Objective: Leave the pictures out and print every record below exactly as it stands.

Records from a dataset:
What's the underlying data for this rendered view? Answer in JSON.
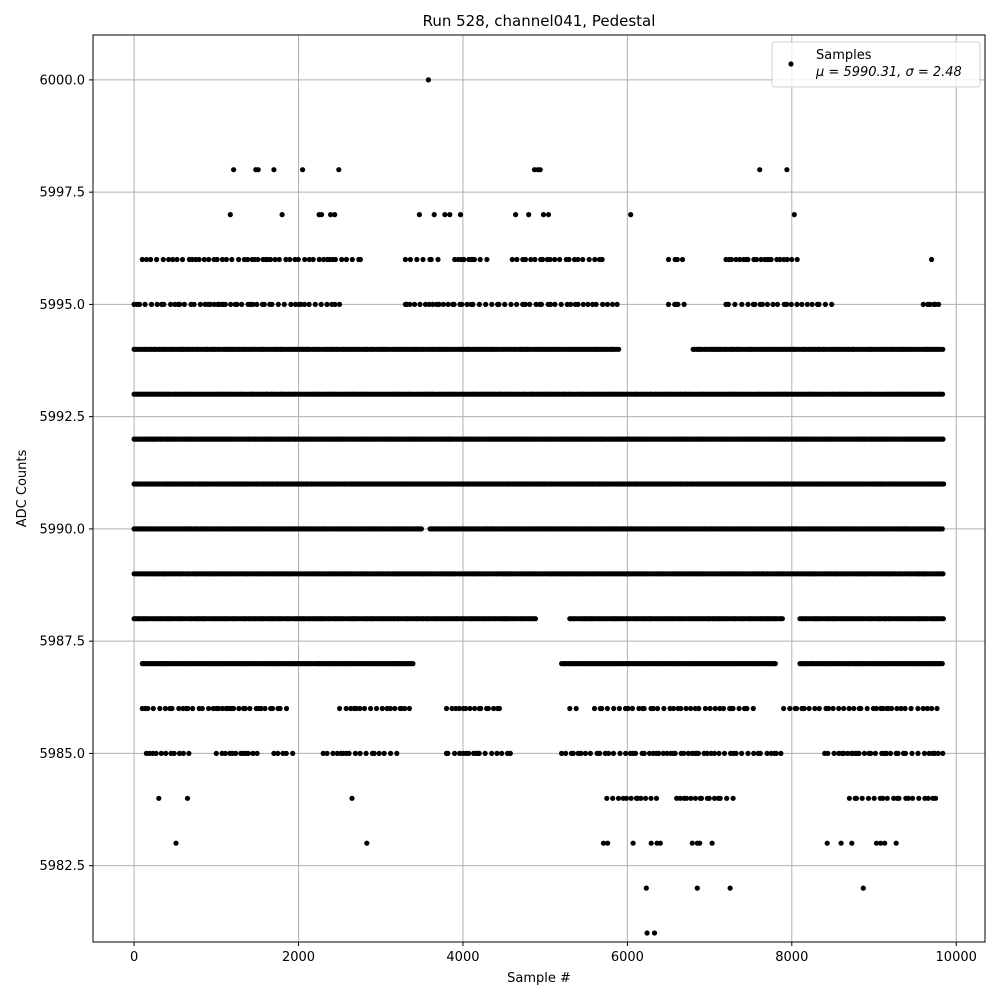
{
  "chart_data": {
    "type": "scatter",
    "title": "Run 528, channel041, Pedestal",
    "xlabel": "Sample #",
    "ylabel": "ADC Counts",
    "xlim": [
      -500,
      10350
    ],
    "ylim": [
      5980.8,
      6001.0
    ],
    "xticks": [
      0,
      2000,
      4000,
      6000,
      8000,
      10000
    ],
    "xtick_labels": [
      "0",
      "2000",
      "4000",
      "6000",
      "8000",
      "10000"
    ],
    "yticks": [
      5982.5,
      5985.0,
      5987.5,
      5990.0,
      5992.5,
      5995.0,
      5997.5,
      6000.0
    ],
    "ytick_labels": [
      "5982.5",
      "5985.0",
      "5987.5",
      "5990.0",
      "5992.5",
      "5995.0",
      "5997.5",
      "6000.0"
    ],
    "grid": true,
    "legend_position": "top-right",
    "legend": {
      "series_name": "Samples",
      "stats_text": "μ = 5990.31, σ = 2.48"
    },
    "marker_color": "#000000",
    "series": [
      {
        "name": "Samples",
        "x_range": [
          0,
          9850
        ],
        "dense_levels": [
          {
            "y": 5993,
            "ranges": [
              [
                0,
                9850
              ]
            ]
          },
          {
            "y": 5992,
            "ranges": [
              [
                0,
                9850
              ]
            ]
          },
          {
            "y": 5991,
            "ranges": [
              [
                0,
                9850
              ]
            ]
          },
          {
            "y": 5990,
            "ranges": [
              [
                0,
                3500
              ],
              [
                3600,
                9850
              ]
            ]
          },
          {
            "y": 5989,
            "ranges": [
              [
                0,
                9850
              ]
            ]
          },
          {
            "y": 5994,
            "ranges": [
              [
                0,
                5900
              ],
              [
                6800,
                9850
              ]
            ]
          },
          {
            "y": 5988,
            "ranges": [
              [
                0,
                4900
              ],
              [
                5300,
                7900
              ],
              [
                8100,
                9850
              ]
            ]
          },
          {
            "y": 5987,
            "ranges": [
              [
                100,
                3400
              ],
              [
                5200,
                7800
              ],
              [
                8100,
                9850
              ]
            ]
          }
        ],
        "sparse_levels": [
          {
            "y": 5995,
            "ranges": [
              [
                0,
                2500
              ],
              [
                3300,
                5900
              ],
              [
                6500,
                6700
              ],
              [
                7200,
                8500
              ],
              [
                9600,
                9850
              ]
            ]
          },
          {
            "y": 5996,
            "ranges": [
              [
                100,
                2800
              ],
              [
                3300,
                3700
              ],
              [
                3900,
                4300
              ],
              [
                4600,
                5700
              ],
              [
                6500,
                6700
              ],
              [
                7200,
                8100
              ],
              [
                9700,
                9700
              ]
            ]
          },
          {
            "y": 5986,
            "ranges": [
              [
                100,
                1900
              ],
              [
                2500,
                3400
              ],
              [
                3800,
                4500
              ],
              [
                5300,
                5400
              ],
              [
                5600,
                7600
              ],
              [
                7900,
                9850
              ]
            ]
          },
          {
            "y": 5985,
            "ranges": [
              [
                150,
                700
              ],
              [
                1000,
                1500
              ],
              [
                1700,
                1950
              ],
              [
                2300,
                3200
              ],
              [
                3800,
                4600
              ],
              [
                5200,
                7900
              ],
              [
                8400,
                9850
              ]
            ]
          },
          {
            "y": 5984,
            "ranges": [
              [
                300,
                300
              ],
              [
                650,
                650
              ],
              [
                2650,
                2650
              ],
              [
                5750,
                6400
              ],
              [
                6600,
                7300
              ],
              [
                8700,
                9750
              ]
            ]
          }
        ],
        "points": [
          {
            "x": 3580,
            "y": 6000
          },
          {
            "x": 1210,
            "y": 5998
          },
          {
            "x": 1480,
            "y": 5998
          },
          {
            "x": 1510,
            "y": 5998
          },
          {
            "x": 1700,
            "y": 5998
          },
          {
            "x": 2050,
            "y": 5998
          },
          {
            "x": 2490,
            "y": 5998
          },
          {
            "x": 4870,
            "y": 5998
          },
          {
            "x": 4910,
            "y": 5998
          },
          {
            "x": 4940,
            "y": 5998
          },
          {
            "x": 7610,
            "y": 5998
          },
          {
            "x": 7940,
            "y": 5998
          },
          {
            "x": 1170,
            "y": 5997
          },
          {
            "x": 1800,
            "y": 5997
          },
          {
            "x": 2250,
            "y": 5997
          },
          {
            "x": 2280,
            "y": 5997
          },
          {
            "x": 2390,
            "y": 5997
          },
          {
            "x": 2440,
            "y": 5997
          },
          {
            "x": 3470,
            "y": 5997
          },
          {
            "x": 3650,
            "y": 5997
          },
          {
            "x": 3780,
            "y": 5997
          },
          {
            "x": 3840,
            "y": 5997
          },
          {
            "x": 3970,
            "y": 5997
          },
          {
            "x": 4640,
            "y": 5997
          },
          {
            "x": 4800,
            "y": 5997
          },
          {
            "x": 4980,
            "y": 5997
          },
          {
            "x": 5040,
            "y": 5997
          },
          {
            "x": 6040,
            "y": 5997
          },
          {
            "x": 8030,
            "y": 5997
          },
          {
            "x": 510,
            "y": 5983
          },
          {
            "x": 2830,
            "y": 5983
          },
          {
            "x": 5710,
            "y": 5983
          },
          {
            "x": 5760,
            "y": 5983
          },
          {
            "x": 6070,
            "y": 5983
          },
          {
            "x": 6290,
            "y": 5983
          },
          {
            "x": 6360,
            "y": 5983
          },
          {
            "x": 6400,
            "y": 5983
          },
          {
            "x": 6790,
            "y": 5983
          },
          {
            "x": 6850,
            "y": 5983
          },
          {
            "x": 6880,
            "y": 5983
          },
          {
            "x": 7030,
            "y": 5983
          },
          {
            "x": 8430,
            "y": 5983
          },
          {
            "x": 8600,
            "y": 5983
          },
          {
            "x": 8730,
            "y": 5983
          },
          {
            "x": 9030,
            "y": 5983
          },
          {
            "x": 9080,
            "y": 5983
          },
          {
            "x": 9130,
            "y": 5983
          },
          {
            "x": 9270,
            "y": 5983
          },
          {
            "x": 6230,
            "y": 5982
          },
          {
            "x": 6850,
            "y": 5982
          },
          {
            "x": 7250,
            "y": 5982
          },
          {
            "x": 8870,
            "y": 5982
          },
          {
            "x": 6240,
            "y": 5981
          },
          {
            "x": 6330,
            "y": 5981
          }
        ]
      }
    ]
  }
}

Solution for this exercise:
What's the underlying data for this rendered view? Answer in JSON.
{
  "chart_data": {
    "type": "scatter",
    "title": "Run 528, channel041, Pedestal",
    "xlabel": "Sample #",
    "ylabel": "ADC Counts",
    "xlim": [
      -500,
      10350
    ],
    "ylim": [
      5980.8,
      6001.0
    ],
    "xticks": [
      0,
      2000,
      4000,
      6000,
      8000,
      10000
    ],
    "xtick_labels": [
      "0",
      "2000",
      "4000",
      "6000",
      "8000",
      "10000"
    ],
    "yticks": [
      5982.5,
      5985.0,
      5987.5,
      5990.0,
      5992.5,
      5995.0,
      5997.5,
      6000.0
    ],
    "ytick_labels": [
      "5982.5",
      "5985.0",
      "5987.5",
      "5990.0",
      "5992.5",
      "5995.0",
      "5997.5",
      "6000.0"
    ],
    "grid": true,
    "legend_position": "top-right",
    "legend": {
      "series_name": "Samples",
      "stats_text": "μ = 5990.31, σ = 2.48"
    },
    "marker_color": "#000000",
    "series": [
      {
        "name": "Samples",
        "x_range": [
          0,
          9850
        ],
        "dense_levels": [
          {
            "y": 5993,
            "ranges": [
              [
                0,
                9850
              ]
            ]
          },
          {
            "y": 5992,
            "ranges": [
              [
                0,
                9850
              ]
            ]
          },
          {
            "y": 5991,
            "ranges": [
              [
                0,
                9850
              ]
            ]
          },
          {
            "y": 5990,
            "ranges": [
              [
                0,
                3500
              ],
              [
                3600,
                9850
              ]
            ]
          },
          {
            "y": 5989,
            "ranges": [
              [
                0,
                9850
              ]
            ]
          },
          {
            "y": 5994,
            "ranges": [
              [
                0,
                5900
              ],
              [
                6800,
                9850
              ]
            ]
          },
          {
            "y": 5988,
            "ranges": [
              [
                0,
                4900
              ],
              [
                5300,
                7900
              ],
              [
                8100,
                9850
              ]
            ]
          },
          {
            "y": 5987,
            "ranges": [
              [
                100,
                3400
              ],
              [
                5200,
                7800
              ],
              [
                8100,
                9850
              ]
            ]
          }
        ],
        "sparse_levels": [
          {
            "y": 5995,
            "ranges": [
              [
                0,
                2500
              ],
              [
                3300,
                5900
              ],
              [
                6500,
                6700
              ],
              [
                7200,
                8500
              ],
              [
                9600,
                9850
              ]
            ]
          },
          {
            "y": 5996,
            "ranges": [
              [
                100,
                2800
              ],
              [
                3300,
                3700
              ],
              [
                3900,
                4300
              ],
              [
                4600,
                5700
              ],
              [
                6500,
                6700
              ],
              [
                7200,
                8100
              ],
              [
                9700,
                9700
              ]
            ]
          },
          {
            "y": 5986,
            "ranges": [
              [
                100,
                1900
              ],
              [
                2500,
                3400
              ],
              [
                3800,
                4500
              ],
              [
                5300,
                5400
              ],
              [
                5600,
                7600
              ],
              [
                7900,
                9850
              ]
            ]
          },
          {
            "y": 5985,
            "ranges": [
              [
                150,
                700
              ],
              [
                1000,
                1500
              ],
              [
                1700,
                1950
              ],
              [
                2300,
                3200
              ],
              [
                3800,
                4600
              ],
              [
                5200,
                7900
              ],
              [
                8400,
                9850
              ]
            ]
          },
          {
            "y": 5984,
            "ranges": [
              [
                300,
                300
              ],
              [
                650,
                650
              ],
              [
                2650,
                2650
              ],
              [
                5750,
                6400
              ],
              [
                6600,
                7300
              ],
              [
                8700,
                9750
              ]
            ]
          }
        ],
        "points": [
          {
            "x": 3580,
            "y": 6000
          },
          {
            "x": 1210,
            "y": 5998
          },
          {
            "x": 1480,
            "y": 5998
          },
          {
            "x": 1510,
            "y": 5998
          },
          {
            "x": 1700,
            "y": 5998
          },
          {
            "x": 2050,
            "y": 5998
          },
          {
            "x": 2490,
            "y": 5998
          },
          {
            "x": 4870,
            "y": 5998
          },
          {
            "x": 4910,
            "y": 5998
          },
          {
            "x": 4940,
            "y": 5998
          },
          {
            "x": 7610,
            "y": 5998
          },
          {
            "x": 7940,
            "y": 5998
          },
          {
            "x": 1170,
            "y": 5997
          },
          {
            "x": 1800,
            "y": 5997
          },
          {
            "x": 2250,
            "y": 5997
          },
          {
            "x": 2280,
            "y": 5997
          },
          {
            "x": 2390,
            "y": 5997
          },
          {
            "x": 2440,
            "y": 5997
          },
          {
            "x": 3470,
            "y": 5997
          },
          {
            "x": 3650,
            "y": 5997
          },
          {
            "x": 3780,
            "y": 5997
          },
          {
            "x": 3840,
            "y": 5997
          },
          {
            "x": 3970,
            "y": 5997
          },
          {
            "x": 4640,
            "y": 5997
          },
          {
            "x": 4800,
            "y": 5997
          },
          {
            "x": 4980,
            "y": 5997
          },
          {
            "x": 5040,
            "y": 5997
          },
          {
            "x": 6040,
            "y": 5997
          },
          {
            "x": 8030,
            "y": 5997
          },
          {
            "x": 510,
            "y": 5983
          },
          {
            "x": 2830,
            "y": 5983
          },
          {
            "x": 5710,
            "y": 5983
          },
          {
            "x": 5760,
            "y": 5983
          },
          {
            "x": 6070,
            "y": 5983
          },
          {
            "x": 6290,
            "y": 5983
          },
          {
            "x": 6360,
            "y": 5983
          },
          {
            "x": 6400,
            "y": 5983
          },
          {
            "x": 6790,
            "y": 5983
          },
          {
            "x": 6850,
            "y": 5983
          },
          {
            "x": 6880,
            "y": 5983
          },
          {
            "x": 7030,
            "y": 5983
          },
          {
            "x": 8430,
            "y": 5983
          },
          {
            "x": 8600,
            "y": 5983
          },
          {
            "x": 8730,
            "y": 5983
          },
          {
            "x": 9030,
            "y": 5983
          },
          {
            "x": 9080,
            "y": 5983
          },
          {
            "x": 9130,
            "y": 5983
          },
          {
            "x": 9270,
            "y": 5983
          },
          {
            "x": 6230,
            "y": 5982
          },
          {
            "x": 6850,
            "y": 5982
          },
          {
            "x": 7250,
            "y": 5982
          },
          {
            "x": 8870,
            "y": 5982
          },
          {
            "x": 6240,
            "y": 5981
          },
          {
            "x": 6330,
            "y": 5981
          }
        ]
      }
    ]
  }
}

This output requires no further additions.